● WHAT THIS TASK INVOLVES
Here are some records. Copy each one exactly.
* START MATERIAL FOR THIS TASK *
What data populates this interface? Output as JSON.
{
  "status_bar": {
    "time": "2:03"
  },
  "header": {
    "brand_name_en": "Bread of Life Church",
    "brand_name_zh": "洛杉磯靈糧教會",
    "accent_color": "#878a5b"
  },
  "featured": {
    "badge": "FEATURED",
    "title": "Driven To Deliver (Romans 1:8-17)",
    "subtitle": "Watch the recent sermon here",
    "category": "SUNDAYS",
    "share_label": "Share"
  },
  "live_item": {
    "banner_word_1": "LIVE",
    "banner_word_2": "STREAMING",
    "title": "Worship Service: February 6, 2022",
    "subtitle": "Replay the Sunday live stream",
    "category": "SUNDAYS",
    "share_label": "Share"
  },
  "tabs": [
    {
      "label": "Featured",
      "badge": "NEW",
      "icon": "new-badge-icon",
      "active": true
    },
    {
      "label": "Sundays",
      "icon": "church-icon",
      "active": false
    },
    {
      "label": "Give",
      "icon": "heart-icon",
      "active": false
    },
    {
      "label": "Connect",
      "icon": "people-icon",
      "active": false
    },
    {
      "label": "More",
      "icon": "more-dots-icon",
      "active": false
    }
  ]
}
* END MATERIAL FOR THIS TASK *
● SOLUTION
What data populates this interface? Output as JSON.
{
  "status_bar": {
    "time": "2:03"
  },
  "header": {
    "brand_name_en": "Bread of Life Church",
    "brand_name_zh": "洛杉磯靈糧教會",
    "accent_color": "#878a5b"
  },
  "featured": {
    "badge": "FEATURED",
    "title": "Driven To Deliver (Romans 1:8-17)",
    "subtitle": "Watch the recent sermon here",
    "category": "SUNDAYS",
    "share_label": "Share"
  },
  "live_item": {
    "banner_word_1": "LIVE",
    "banner_word_2": "STREAMING",
    "title": "Worship Service: February 6, 2022",
    "subtitle": "Replay the Sunday live stream",
    "category": "SUNDAYS",
    "share_label": "Share"
  },
  "tabs": [
    {
      "label": "Featured",
      "badge": "NEW",
      "icon": "new-badge-icon",
      "active": true
    },
    {
      "label": "Sundays",
      "icon": "church-icon",
      "active": false
    },
    {
      "label": "Give",
      "icon": "heart-icon",
      "active": false
    },
    {
      "label": "Connect",
      "icon": "people-icon",
      "active": false
    },
    {
      "label": "More",
      "icon": "more-dots-icon",
      "active": false
    }
  ]
}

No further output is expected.